**DATASET**
/---
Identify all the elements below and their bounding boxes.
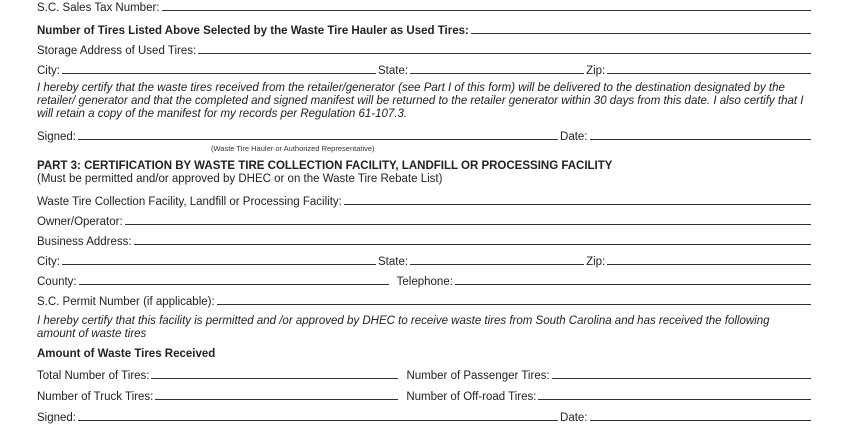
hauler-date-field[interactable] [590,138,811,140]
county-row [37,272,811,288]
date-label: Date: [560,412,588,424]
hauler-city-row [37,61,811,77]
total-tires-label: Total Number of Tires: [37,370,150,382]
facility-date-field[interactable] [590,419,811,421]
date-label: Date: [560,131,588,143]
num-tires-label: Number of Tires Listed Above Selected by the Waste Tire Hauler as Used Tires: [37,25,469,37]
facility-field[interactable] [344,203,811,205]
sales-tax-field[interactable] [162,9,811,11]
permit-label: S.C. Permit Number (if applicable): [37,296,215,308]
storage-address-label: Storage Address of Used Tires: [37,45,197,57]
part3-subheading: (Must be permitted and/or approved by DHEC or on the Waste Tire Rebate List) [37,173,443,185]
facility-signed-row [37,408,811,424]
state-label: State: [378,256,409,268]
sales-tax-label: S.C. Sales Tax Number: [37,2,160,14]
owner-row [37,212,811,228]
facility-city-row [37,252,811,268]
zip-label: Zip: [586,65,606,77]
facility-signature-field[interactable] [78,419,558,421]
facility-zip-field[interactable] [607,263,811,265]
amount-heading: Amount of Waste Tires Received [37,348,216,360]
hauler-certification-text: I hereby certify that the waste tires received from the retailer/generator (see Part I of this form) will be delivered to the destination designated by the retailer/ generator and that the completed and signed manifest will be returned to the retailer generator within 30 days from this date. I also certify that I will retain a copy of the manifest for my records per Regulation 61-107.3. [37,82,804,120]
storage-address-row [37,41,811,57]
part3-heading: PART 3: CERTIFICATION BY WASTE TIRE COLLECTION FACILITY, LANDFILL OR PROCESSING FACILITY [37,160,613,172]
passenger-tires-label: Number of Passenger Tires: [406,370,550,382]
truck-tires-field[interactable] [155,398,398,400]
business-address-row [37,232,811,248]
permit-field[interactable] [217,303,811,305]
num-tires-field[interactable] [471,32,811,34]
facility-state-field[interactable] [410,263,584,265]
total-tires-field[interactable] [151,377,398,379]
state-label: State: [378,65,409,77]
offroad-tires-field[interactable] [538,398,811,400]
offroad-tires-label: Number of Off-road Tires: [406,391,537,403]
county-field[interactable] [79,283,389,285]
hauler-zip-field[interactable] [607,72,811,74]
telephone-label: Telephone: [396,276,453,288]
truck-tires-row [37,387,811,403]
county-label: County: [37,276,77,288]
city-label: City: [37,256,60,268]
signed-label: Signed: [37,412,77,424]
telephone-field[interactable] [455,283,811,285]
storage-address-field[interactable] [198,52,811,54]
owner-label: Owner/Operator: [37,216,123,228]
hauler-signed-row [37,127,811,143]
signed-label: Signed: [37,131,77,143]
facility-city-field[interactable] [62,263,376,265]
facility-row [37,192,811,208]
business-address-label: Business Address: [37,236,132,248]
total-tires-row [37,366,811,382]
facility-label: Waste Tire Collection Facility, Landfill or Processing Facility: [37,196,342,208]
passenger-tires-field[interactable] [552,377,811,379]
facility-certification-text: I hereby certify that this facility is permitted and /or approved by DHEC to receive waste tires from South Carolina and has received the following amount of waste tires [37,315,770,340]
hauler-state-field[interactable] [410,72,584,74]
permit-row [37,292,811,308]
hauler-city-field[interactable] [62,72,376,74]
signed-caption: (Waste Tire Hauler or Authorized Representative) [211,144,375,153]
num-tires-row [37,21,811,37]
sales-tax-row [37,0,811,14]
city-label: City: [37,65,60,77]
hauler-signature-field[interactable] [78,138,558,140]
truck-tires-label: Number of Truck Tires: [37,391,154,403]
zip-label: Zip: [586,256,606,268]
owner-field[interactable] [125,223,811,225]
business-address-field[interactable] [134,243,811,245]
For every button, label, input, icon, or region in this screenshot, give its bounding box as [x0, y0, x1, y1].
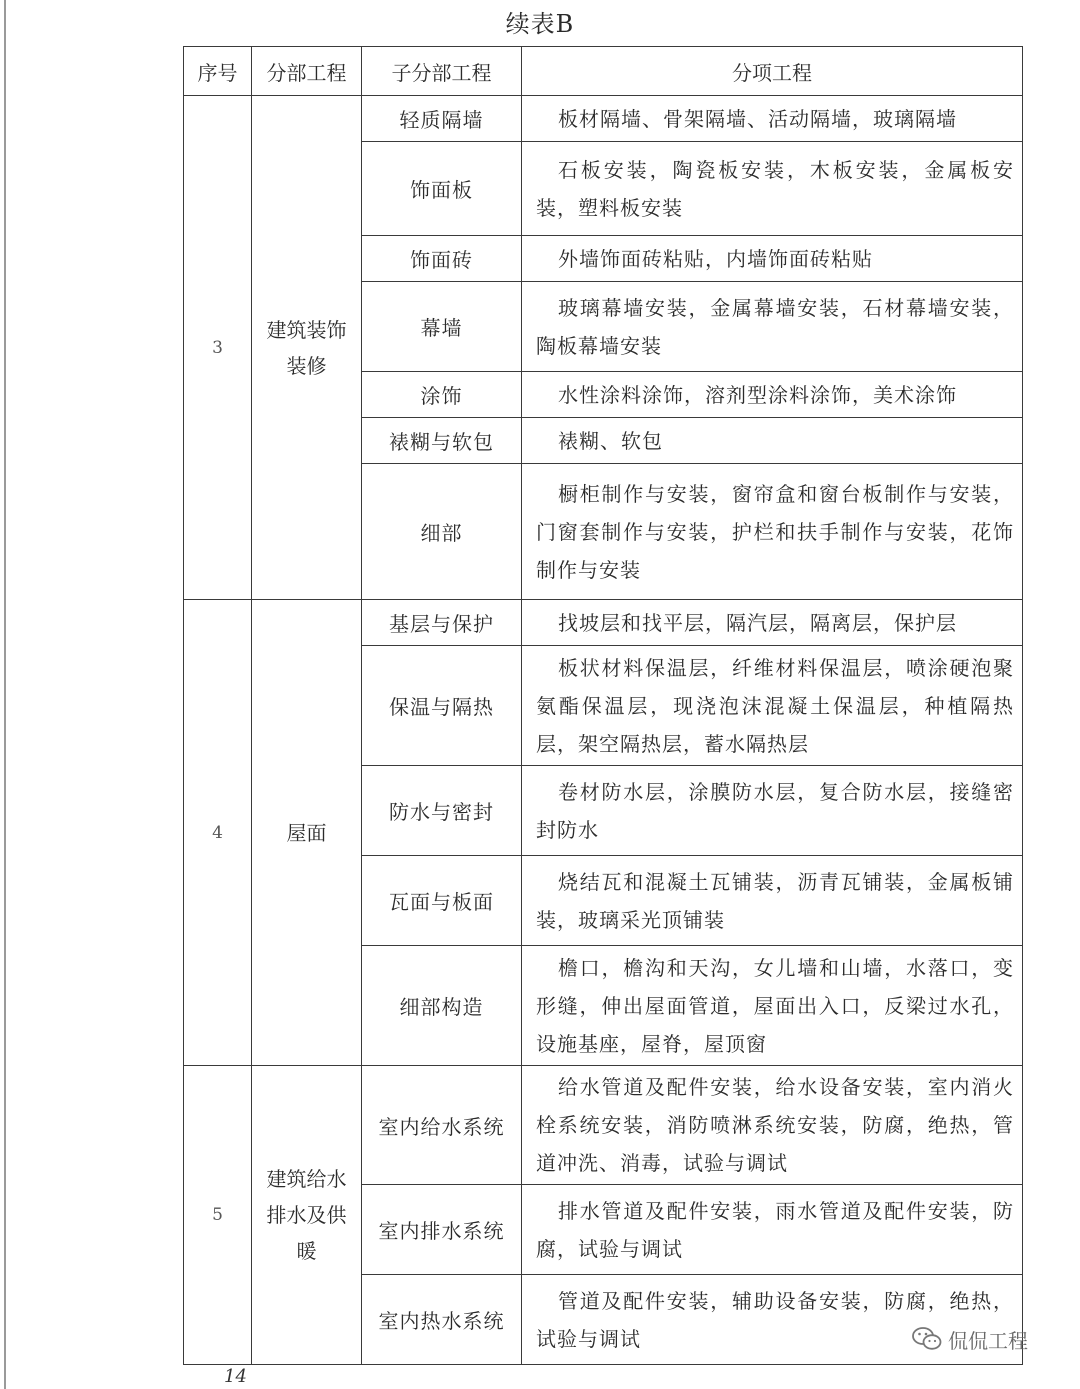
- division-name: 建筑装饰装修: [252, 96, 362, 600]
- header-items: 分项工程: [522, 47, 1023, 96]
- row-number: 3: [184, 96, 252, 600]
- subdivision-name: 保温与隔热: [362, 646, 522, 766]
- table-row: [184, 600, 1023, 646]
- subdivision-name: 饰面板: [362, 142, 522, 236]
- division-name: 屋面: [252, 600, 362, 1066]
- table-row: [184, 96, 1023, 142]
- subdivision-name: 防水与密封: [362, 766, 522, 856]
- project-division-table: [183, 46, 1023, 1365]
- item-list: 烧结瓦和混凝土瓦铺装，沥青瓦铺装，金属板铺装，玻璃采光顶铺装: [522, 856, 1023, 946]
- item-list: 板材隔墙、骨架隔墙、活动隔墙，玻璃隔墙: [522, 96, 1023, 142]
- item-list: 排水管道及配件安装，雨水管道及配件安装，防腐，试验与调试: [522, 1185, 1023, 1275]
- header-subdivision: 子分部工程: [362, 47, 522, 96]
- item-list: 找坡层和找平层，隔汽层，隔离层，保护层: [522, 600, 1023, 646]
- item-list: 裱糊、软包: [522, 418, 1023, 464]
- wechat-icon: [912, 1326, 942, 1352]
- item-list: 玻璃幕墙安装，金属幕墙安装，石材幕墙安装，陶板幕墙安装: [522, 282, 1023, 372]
\---
**REQUIRED TASK**
Please render all of the material above as a Markdown table with the columns Index and Entry, one numbered row per line, skipping blank lines and leaving out the pictures.

**ANSWER FOR THIS EXERCISE**
| Index | Entry |
|---|---|
| 1 | Identify all the elements below and their bounding boxes. |
| 2 | hauler-date-field[interactable] [590,138,811,140] |
| 3 | county-row [37,272,811,288] |
| 4 | date-label: Date: [560,412,588,424] |
| 5 | hauler-city-row [37,61,811,77] |
| 6 | total-tires-label: Total Number of Tires: [37,370,150,382] |
| 7 | facility-date-field[interactable] [590,419,811,421] |
| 8 | date-label: Date: [560,131,588,143] |
| 9 | num-tires-label: Number of Tires Listed Above Selected by the Waste Tire Hauler as Used Tires: [37,25,469,37] |
| 10 | facility-field[interactable] [344,203,811,205] |
| 11 | sales-tax-field[interactable] [162,9,811,11] |
| 12 | permit-label: S.C. Permit Number (if applicable): [37,296,215,308] |
| 13 | storage-address-label: Storage Address of Used Tires: [37,45,197,57] |
| 14 | part3-subheading: (Must be permitted and/or approved by DHEC or on the Waste Tire Rebate List) [37,173,443,185] |
| 15 | facility-signed-row [37,408,811,424] |
| 16 | state-label: State: [378,256,409,268] |
| 17 | sales-tax-label: S.C. Sales Tax Number: [37,2,160,14] |
| 18 | owner-row [37,212,811,228] |
| 19 | facility-city-row [37,252,811,268] |
| 20 | zip-label: Zip: [586,65,606,77] |
| 21 | facility-signature-field[interactable] [78,419,558,421] |
| 22 | facility-zip-field[interactable] [607,263,811,265] |
| 23 | amount-heading: Amount of Waste Tires Received [37,348,216,360] |
| 24 | hauler-certification-text: I hereby certify that the waste tires received from the retailer/generator (see Part I of this form) will be delivered to the destination designated by the retailer/ generator and that the completed and signed manifest will be returned to the retailer generator within 30 days from this date. I also certify that I will retain a copy of the manifest for my records per Regulation 61-107.3. [37,82,804,120] |
| 25 | storage-address-row [37,41,811,57] |
| 26 | part3-heading: PART 3: CERTIFICATION BY WASTE TIRE COLLECTION FACILITY, LANDFILL OR PROCESSING FACILITY [37,160,613,172] |
| 27 | passenger-tires-label: Number of Passenger Tires: [406,370,550,382] |
| 28 | truck-tires-field[interactable] [155,398,398,400] |
| 29 | business-address-row [37,232,811,248] |
| 30 | permit-field[interactable] [217,303,811,305] |
| 31 | num-tires-field[interactable] [471,32,811,34] |
| 32 | facility-state-field[interactable] [410,263,584,265] |
| 33 | total-tires-field[interactable] [151,377,398,379] |
| 34 | state-label: State: [378,65,409,77] |
| 35 | offroad-tires-field[interactable] [538,398,811,400] |
| 36 | offroad-tires-label: Number of Off-road Tires: [406,391,537,403] |
| 37 | county-field[interactable] [79,283,389,285] |
| 38 | hauler-zip-field[interactable] [607,72,811,74] |
| 39 | telephone-label: Telephone: [396,276,453,288] |
| 40 | truck-tires-row [37,387,811,403] |
| 41 | county-label: County: [37,276,77,288] |
| 42 | city-label: City: [37,256,60,268] |
| 43 | signed-label: Signed: [37,412,77,424] |
| 44 | telephone-field[interactable] [455,283,811,285] |
| 45 | storage-address-field[interactable] [198,52,811,54] |
| 46 | owner-label: Owner/Operator: [37,216,123,228] |
| 47 | hauler-signed-row [37,127,811,143] |
| 48 | signed-label: Signed: [37,131,77,143] |
| 49 | facility-city-field[interactable] [62,263,376,265] |
| 50 | facility-row [37,192,811,208] |
| 51 | business-address-label: Business Address: [37,236,132,248] |
| 52 | total-tires-row [37,366,811,382] |
| 53 | facility-label: Waste Tire Collection Facility, Landfill or Processing Facility: [37,196,342,208] |
| 54 | passenger-tires-field[interactable] [552,377,811,379] |
| 55 | facility-certification-text: I hereby certify that this facility is permitted and /or approved by DHEC to receive waste tires from South Carolina and has received the following amount of waste tires [37,315,770,340] |
| 56 | hauler-state-field[interactable] [410,72,584,74] |
| 57 | permit-row [37,292,811,308] |
| 58 | hauler-city-field[interactable] [62,72,376,74] |
| 59 | signed-caption: (Waste Tire Hauler or Authorized Representative) [211,144,375,153] |
| 60 | num-tires-row [37,21,811,37] |
| 61 | sales-tax-row [37,0,811,14] |
| 62 | city-label: City: [37,65,60,77] |
| 63 | hauler-signature-field[interactable] [78,138,558,140] |
| 64 | truck-tires-label: Number of Truck Tires: [37,391,154,403] |
| 65 | zip-label: Zip: [586,256,606,268] |
| 66 | owner-field[interactable] [125,223,811,225] |
| 67 | business-address-field[interactable] [134,243,811,245] |
| 68 | For every button, label, input, icon, or region in this screenshot, give its bounding box as [x0, y0, x1, y1]. |
| 69 | - division-name: 建筑装饰装修: [252, 96, 362, 600] |
| 70 | - header-items: 分项工程: [522, 47, 1023, 96] |
| 71 | - row-number: 3: [184, 96, 252, 600] |
| 72 | - subdivision-name: 保温与隔热: [362, 646, 522, 766] |
| 73 | - table-row: [184, 600, 1023, 646] |
| 74 | - subdivision-name: 饰面板: [362, 142, 522, 236] |
| 75 | - division-name: 屋面: [252, 600, 362, 1066] |
| 76 | - table-row: [184, 96, 1023, 142] |
| 77 | - subdivision-name: 防水与密封: [362, 766, 522, 856] |
| 78 | - project-division-table: [183, 46, 1023, 1365] |
| 79 | - item-list: 烧结瓦和混凝土瓦铺装，沥青瓦铺装，金属板铺装，玻璃采光顶铺装: [522, 856, 1023, 946] |
| 80 | - item-list: 板材隔墙、骨架隔墙、活动隔墙，玻璃隔墙: [522, 96, 1023, 142] |
| 81 | - item-list: 排水管道及配件安装，雨水管道及配件安装，防腐，试验与调试: [522, 1185, 1023, 1275] |
| 82 | - header-subdivision: 子分部工程: [362, 47, 522, 96] |
| 83 | - item-list: 找坡层和找平层，隔汽层，隔离层，保护层: [522, 600, 1023, 646] |
| 84 | - item-list: 裱糊、软包: [522, 418, 1023, 464] |
| 85 | - wechat-icon: [912, 1326, 942, 1352] |
| 86 | - item-list: 玻璃幕墙安装，金属幕墙安装，石材幕墙安装，陶板幕墙安装: [522, 282, 1023, 372] |